[Exercise requirements]: Look below and pull out each line with the word "JSON".

## begin Items

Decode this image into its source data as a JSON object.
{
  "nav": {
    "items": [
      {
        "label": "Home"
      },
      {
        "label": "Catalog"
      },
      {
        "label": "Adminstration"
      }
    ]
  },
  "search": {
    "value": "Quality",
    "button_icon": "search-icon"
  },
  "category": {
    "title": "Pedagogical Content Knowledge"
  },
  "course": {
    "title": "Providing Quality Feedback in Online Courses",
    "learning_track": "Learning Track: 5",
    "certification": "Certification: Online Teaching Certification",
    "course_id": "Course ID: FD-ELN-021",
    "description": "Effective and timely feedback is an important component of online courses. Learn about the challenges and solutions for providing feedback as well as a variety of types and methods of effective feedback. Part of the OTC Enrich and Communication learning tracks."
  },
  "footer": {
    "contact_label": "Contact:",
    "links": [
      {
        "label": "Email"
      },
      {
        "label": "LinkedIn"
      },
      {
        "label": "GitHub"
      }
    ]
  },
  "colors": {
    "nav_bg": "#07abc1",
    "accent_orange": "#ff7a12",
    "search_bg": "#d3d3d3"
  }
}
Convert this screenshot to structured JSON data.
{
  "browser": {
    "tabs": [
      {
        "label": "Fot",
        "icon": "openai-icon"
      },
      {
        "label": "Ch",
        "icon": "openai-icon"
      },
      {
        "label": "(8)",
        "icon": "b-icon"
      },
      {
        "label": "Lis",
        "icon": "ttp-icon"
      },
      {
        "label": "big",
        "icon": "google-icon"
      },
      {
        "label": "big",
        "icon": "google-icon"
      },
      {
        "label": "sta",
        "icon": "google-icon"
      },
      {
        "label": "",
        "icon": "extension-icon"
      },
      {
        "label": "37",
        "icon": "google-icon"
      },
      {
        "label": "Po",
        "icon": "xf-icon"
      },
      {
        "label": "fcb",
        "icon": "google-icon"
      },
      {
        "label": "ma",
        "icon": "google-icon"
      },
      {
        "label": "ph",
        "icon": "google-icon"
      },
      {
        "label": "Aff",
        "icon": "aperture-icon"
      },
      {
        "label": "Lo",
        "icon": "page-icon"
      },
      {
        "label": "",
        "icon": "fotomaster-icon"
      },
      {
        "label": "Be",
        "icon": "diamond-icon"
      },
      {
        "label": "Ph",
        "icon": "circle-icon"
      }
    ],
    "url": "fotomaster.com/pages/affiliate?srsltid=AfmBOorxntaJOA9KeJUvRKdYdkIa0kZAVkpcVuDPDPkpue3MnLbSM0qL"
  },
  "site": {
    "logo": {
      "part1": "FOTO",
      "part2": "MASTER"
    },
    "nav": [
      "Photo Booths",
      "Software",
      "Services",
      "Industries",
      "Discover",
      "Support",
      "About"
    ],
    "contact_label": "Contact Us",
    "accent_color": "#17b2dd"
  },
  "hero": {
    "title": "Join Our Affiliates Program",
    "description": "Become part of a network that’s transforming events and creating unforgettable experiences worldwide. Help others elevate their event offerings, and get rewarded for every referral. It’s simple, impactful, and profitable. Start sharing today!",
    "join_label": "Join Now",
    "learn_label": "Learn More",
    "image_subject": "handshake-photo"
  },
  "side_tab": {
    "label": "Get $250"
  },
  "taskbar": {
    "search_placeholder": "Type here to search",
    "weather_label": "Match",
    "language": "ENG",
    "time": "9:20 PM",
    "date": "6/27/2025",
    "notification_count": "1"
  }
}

## end Items

[Correct result]:
Decode this image into its source data as a JSON object.
Convert this screenshot to structured JSON data.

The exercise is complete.